Dataset entries:
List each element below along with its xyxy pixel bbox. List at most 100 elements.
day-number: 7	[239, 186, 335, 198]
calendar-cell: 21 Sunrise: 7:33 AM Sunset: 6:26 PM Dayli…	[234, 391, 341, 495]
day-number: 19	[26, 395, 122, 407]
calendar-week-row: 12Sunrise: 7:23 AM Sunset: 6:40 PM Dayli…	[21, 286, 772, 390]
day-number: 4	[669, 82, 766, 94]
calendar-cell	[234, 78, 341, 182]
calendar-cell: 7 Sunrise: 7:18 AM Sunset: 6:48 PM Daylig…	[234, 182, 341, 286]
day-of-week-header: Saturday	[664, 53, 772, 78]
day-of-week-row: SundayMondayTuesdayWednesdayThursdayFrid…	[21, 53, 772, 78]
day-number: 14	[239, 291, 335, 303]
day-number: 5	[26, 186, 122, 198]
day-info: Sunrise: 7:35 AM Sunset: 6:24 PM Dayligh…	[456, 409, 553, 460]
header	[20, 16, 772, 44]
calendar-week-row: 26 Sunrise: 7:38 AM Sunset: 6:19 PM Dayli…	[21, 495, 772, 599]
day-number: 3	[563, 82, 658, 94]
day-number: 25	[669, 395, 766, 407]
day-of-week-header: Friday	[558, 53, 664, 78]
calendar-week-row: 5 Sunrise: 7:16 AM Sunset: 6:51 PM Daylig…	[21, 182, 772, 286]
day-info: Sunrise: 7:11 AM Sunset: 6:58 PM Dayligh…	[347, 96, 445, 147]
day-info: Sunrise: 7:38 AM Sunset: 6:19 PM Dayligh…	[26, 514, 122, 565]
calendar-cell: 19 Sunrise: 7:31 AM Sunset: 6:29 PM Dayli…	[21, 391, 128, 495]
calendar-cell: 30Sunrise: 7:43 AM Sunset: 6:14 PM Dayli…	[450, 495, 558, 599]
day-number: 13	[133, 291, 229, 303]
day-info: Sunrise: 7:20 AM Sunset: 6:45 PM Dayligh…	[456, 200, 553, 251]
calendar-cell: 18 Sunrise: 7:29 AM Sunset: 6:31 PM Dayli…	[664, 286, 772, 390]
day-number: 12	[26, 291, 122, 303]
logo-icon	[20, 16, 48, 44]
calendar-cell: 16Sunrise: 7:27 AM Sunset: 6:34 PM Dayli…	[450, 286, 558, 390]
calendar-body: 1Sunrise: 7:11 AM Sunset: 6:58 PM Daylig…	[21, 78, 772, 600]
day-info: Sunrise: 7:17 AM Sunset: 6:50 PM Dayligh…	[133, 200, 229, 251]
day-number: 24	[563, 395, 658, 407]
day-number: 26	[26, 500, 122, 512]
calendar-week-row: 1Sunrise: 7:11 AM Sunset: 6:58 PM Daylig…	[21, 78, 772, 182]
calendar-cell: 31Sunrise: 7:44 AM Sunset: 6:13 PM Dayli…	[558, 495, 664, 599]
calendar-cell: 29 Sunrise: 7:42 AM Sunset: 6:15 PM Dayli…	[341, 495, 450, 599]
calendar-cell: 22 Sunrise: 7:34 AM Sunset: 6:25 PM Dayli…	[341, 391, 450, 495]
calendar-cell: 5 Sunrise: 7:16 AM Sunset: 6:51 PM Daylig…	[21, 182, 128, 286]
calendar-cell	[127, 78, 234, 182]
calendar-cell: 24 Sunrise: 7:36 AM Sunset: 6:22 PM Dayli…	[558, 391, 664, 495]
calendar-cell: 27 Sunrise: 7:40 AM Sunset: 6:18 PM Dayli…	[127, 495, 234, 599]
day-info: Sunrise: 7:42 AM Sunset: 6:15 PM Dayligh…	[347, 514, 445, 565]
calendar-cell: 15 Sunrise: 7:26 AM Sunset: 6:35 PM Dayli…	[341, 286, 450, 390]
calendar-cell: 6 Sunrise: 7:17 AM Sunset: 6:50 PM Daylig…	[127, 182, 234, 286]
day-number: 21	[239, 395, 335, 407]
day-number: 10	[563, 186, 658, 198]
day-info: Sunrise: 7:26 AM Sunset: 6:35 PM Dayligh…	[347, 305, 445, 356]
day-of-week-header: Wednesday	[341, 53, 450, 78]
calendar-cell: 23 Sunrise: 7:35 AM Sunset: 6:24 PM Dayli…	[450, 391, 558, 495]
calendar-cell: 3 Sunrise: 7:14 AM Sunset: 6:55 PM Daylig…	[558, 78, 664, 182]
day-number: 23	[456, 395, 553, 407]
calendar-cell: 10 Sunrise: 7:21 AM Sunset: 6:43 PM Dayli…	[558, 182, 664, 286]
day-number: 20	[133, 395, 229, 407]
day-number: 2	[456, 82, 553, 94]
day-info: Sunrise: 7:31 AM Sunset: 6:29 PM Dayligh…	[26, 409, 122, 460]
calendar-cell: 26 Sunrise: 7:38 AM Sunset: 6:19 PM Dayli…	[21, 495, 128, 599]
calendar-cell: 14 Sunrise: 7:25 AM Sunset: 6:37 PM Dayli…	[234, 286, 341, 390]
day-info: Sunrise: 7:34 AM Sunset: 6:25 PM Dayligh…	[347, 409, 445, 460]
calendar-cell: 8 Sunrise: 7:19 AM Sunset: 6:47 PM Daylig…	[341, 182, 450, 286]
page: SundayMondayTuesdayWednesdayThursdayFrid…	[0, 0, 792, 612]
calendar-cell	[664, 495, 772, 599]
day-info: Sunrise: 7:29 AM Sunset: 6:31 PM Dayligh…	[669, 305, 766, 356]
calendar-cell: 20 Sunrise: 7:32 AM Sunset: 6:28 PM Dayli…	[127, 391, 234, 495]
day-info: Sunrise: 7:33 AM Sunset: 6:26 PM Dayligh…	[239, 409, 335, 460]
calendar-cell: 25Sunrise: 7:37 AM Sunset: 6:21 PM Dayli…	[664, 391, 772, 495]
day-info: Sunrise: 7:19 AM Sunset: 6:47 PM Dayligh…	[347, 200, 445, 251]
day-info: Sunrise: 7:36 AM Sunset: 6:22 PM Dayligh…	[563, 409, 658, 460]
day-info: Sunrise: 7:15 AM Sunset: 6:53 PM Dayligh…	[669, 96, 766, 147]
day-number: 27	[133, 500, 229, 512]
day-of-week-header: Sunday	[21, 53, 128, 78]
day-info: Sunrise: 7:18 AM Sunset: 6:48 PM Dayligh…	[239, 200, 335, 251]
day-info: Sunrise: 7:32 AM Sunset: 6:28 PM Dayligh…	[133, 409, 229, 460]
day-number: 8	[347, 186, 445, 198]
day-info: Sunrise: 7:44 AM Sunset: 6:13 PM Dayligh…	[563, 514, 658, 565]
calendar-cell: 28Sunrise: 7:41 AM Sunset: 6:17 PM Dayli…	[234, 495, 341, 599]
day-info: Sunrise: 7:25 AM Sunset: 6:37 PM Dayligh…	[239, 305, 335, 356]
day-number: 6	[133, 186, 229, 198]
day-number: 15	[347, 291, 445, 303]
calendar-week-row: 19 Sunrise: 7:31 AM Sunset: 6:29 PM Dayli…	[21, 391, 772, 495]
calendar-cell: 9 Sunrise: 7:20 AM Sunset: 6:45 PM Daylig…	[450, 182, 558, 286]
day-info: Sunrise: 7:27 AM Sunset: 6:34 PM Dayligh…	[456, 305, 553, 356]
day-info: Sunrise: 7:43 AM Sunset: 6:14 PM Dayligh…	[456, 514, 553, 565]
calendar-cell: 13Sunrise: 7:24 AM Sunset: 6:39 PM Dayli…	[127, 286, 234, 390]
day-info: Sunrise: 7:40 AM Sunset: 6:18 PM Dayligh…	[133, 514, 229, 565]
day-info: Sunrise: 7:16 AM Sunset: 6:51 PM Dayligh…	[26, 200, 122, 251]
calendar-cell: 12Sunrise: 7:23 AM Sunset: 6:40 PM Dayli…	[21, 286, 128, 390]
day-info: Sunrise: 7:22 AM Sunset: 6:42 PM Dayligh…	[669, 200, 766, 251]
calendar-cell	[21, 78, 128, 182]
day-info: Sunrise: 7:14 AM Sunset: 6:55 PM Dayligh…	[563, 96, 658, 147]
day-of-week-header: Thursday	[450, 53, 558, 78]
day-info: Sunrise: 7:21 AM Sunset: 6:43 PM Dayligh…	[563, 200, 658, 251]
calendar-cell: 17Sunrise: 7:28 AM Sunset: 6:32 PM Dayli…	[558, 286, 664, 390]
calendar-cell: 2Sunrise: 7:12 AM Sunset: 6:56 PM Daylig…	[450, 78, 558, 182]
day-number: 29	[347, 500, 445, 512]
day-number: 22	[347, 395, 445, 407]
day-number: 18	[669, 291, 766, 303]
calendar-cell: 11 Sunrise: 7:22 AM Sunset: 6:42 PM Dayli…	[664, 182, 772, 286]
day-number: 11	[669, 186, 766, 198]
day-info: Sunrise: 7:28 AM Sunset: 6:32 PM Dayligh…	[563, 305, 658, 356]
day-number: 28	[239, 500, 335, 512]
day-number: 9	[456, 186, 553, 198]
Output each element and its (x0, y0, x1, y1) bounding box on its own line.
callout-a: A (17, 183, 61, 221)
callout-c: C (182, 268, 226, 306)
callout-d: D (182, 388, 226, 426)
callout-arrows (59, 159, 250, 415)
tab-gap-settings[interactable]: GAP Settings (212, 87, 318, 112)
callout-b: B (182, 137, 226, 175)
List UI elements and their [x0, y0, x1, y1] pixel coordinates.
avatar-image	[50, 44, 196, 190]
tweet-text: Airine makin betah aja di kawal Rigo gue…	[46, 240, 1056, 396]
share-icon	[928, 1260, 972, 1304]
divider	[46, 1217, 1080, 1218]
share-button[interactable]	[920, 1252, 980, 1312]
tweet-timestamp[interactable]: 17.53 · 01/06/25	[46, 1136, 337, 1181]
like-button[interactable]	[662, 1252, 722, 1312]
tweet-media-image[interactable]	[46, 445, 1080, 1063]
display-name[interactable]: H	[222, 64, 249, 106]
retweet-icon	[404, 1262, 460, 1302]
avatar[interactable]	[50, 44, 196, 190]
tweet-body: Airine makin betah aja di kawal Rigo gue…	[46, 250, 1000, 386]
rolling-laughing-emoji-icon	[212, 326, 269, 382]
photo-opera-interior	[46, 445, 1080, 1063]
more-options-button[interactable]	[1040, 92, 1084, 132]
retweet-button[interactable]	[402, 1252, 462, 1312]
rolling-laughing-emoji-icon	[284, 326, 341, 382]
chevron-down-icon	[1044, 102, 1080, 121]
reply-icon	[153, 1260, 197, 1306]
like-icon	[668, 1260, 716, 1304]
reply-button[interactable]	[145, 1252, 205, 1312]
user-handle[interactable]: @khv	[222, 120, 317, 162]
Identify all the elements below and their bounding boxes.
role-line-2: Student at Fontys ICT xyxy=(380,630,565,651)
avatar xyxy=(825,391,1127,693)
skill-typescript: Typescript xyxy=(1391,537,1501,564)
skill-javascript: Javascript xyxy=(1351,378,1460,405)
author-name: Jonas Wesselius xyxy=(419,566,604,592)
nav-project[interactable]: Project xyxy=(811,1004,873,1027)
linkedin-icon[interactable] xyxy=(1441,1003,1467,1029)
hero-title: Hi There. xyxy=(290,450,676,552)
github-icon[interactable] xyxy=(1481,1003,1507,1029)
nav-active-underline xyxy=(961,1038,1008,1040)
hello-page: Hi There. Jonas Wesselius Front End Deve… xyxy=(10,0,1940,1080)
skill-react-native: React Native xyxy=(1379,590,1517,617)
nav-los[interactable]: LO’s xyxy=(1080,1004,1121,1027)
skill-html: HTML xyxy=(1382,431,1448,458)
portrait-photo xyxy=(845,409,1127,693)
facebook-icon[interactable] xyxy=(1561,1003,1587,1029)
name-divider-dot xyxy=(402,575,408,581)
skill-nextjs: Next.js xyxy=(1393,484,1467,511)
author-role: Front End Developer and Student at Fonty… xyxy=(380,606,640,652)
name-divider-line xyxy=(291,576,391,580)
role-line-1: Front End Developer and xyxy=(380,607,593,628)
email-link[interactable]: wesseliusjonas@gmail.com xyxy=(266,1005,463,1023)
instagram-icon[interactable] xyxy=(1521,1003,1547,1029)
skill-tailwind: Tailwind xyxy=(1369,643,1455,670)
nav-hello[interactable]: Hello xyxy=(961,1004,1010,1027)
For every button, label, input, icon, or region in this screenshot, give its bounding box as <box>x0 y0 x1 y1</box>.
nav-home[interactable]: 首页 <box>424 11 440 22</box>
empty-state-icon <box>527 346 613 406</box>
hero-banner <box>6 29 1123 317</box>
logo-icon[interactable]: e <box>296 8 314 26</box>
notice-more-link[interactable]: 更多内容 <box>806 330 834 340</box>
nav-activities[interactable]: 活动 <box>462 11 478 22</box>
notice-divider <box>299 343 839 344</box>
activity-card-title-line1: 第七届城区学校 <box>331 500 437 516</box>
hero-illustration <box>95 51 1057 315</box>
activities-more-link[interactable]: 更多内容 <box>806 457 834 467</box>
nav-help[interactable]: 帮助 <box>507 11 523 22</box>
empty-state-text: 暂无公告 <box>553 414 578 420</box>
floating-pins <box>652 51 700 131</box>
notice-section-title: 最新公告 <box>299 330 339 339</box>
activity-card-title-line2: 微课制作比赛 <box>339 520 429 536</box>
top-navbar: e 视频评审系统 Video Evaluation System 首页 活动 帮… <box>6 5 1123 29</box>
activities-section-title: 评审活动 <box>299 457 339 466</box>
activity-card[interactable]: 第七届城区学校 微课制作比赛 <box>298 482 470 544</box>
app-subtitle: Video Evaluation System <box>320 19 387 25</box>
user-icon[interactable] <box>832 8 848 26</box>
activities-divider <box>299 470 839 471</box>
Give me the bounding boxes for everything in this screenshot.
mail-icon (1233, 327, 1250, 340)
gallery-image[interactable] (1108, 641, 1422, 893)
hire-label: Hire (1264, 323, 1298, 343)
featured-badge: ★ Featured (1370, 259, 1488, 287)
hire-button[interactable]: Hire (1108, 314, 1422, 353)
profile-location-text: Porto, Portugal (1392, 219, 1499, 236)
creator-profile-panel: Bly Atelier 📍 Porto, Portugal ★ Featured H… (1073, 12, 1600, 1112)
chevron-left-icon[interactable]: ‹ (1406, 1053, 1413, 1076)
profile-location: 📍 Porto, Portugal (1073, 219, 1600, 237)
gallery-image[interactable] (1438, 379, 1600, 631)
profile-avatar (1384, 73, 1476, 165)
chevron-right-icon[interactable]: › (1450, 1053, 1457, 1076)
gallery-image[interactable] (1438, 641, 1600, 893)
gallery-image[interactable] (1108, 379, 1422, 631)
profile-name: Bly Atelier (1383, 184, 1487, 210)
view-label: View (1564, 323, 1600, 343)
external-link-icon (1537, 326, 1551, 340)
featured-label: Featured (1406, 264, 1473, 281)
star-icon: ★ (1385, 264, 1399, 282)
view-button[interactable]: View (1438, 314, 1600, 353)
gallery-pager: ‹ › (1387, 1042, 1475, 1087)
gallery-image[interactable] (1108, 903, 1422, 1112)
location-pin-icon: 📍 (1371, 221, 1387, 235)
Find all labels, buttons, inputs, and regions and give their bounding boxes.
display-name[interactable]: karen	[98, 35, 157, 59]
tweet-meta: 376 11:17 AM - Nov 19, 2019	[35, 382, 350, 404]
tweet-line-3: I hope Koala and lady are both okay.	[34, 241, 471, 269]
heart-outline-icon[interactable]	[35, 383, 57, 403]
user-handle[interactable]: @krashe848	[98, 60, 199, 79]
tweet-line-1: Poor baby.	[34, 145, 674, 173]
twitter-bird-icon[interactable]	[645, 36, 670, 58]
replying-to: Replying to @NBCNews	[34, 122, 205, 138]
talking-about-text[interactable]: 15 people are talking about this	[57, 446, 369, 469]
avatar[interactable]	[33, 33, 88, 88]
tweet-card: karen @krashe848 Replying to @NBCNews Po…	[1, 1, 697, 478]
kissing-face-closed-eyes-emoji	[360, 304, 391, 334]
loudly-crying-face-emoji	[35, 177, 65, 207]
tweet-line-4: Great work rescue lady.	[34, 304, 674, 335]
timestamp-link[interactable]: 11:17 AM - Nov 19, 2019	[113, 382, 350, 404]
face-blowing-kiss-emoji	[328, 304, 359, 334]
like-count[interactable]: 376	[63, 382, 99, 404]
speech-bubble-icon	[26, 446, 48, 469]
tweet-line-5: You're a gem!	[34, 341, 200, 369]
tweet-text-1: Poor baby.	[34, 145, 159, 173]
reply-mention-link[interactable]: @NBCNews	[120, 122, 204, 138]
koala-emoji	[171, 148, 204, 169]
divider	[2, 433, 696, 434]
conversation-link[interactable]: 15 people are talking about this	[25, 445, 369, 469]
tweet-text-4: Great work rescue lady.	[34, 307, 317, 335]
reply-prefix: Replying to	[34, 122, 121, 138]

**Problem description:**
Transcribe verbatim every line of the data from the first line up to and including the line containing "16, 772, 44]".

**Finished answer:**
List each element below along with its xyxy pixel bbox. List at most 100 elements.
day-number: 7	[239, 186, 335, 198]
calendar-cell: 21 Sunrise: 7:33 AM Sunset: 6:26 PM Dayli…	[234, 391, 341, 495]
day-number: 19	[26, 395, 122, 407]
calendar-week-row: 12Sunrise: 7:23 AM Sunset: 6:40 PM Dayli…	[21, 286, 772, 390]
day-number: 4	[669, 82, 766, 94]
calendar-cell	[234, 78, 341, 182]
calendar-cell: 7 Sunrise: 7:18 AM Sunset: 6:48 PM Daylig…	[234, 182, 341, 286]
day-of-week-header: Saturday	[664, 53, 772, 78]
day-of-week-row: SundayMondayTuesdayWednesdayThursdayFrid…	[21, 53, 772, 78]
day-number: 14	[239, 291, 335, 303]
day-number: 5	[26, 186, 122, 198]
day-info: Sunrise: 7:35 AM Sunset: 6:24 PM Dayligh…	[456, 409, 553, 460]
header	[20, 16, 772, 44]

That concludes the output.